Entries of transcribed document text:
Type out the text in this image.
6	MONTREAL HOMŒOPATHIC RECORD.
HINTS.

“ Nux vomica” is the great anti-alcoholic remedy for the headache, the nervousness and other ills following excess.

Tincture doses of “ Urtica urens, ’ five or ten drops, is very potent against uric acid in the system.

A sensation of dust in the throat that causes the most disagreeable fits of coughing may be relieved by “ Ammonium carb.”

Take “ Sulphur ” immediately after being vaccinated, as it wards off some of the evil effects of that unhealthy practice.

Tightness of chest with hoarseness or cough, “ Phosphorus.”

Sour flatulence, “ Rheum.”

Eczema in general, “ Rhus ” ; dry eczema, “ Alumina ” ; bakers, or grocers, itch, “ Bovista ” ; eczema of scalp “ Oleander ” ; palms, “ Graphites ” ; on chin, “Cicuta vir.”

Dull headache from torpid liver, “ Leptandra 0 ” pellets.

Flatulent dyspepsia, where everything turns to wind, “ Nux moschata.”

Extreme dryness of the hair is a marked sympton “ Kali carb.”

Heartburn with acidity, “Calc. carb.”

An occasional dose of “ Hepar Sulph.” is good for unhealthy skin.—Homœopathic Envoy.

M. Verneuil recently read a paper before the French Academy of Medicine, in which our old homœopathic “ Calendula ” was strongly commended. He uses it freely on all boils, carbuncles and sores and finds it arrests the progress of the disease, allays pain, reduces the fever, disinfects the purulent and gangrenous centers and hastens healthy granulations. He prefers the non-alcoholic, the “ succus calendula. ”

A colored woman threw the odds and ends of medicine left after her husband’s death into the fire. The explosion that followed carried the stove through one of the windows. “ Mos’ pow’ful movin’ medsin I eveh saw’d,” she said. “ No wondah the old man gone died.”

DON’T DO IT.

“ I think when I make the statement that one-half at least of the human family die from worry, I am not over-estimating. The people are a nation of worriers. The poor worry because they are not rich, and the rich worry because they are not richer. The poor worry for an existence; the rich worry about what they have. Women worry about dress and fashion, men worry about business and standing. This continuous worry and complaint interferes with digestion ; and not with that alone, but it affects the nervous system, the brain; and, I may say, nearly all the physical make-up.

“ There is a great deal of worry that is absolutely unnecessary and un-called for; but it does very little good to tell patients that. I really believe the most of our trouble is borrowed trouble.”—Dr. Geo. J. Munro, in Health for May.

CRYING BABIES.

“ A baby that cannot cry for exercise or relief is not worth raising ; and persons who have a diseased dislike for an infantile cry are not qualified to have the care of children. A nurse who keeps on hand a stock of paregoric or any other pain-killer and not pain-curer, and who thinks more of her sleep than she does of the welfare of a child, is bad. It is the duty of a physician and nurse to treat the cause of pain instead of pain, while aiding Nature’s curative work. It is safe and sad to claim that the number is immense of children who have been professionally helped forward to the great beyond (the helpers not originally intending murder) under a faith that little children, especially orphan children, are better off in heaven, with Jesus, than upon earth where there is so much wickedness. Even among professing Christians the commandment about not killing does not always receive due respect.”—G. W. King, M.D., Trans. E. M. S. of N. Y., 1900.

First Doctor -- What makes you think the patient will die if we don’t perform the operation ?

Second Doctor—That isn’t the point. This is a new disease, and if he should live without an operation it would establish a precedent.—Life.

EXERCISE OBJECTIVE | Filter the records above down to the lines containing "operation".

RESPONSE TO THE TASK |
First Doctor -- What makes you think the patient will die if we don’t perform the operation ?
Second Doctor—That isn’t the point. This is a new disease, and if he should live without an operation it would establish a precedent.—Life.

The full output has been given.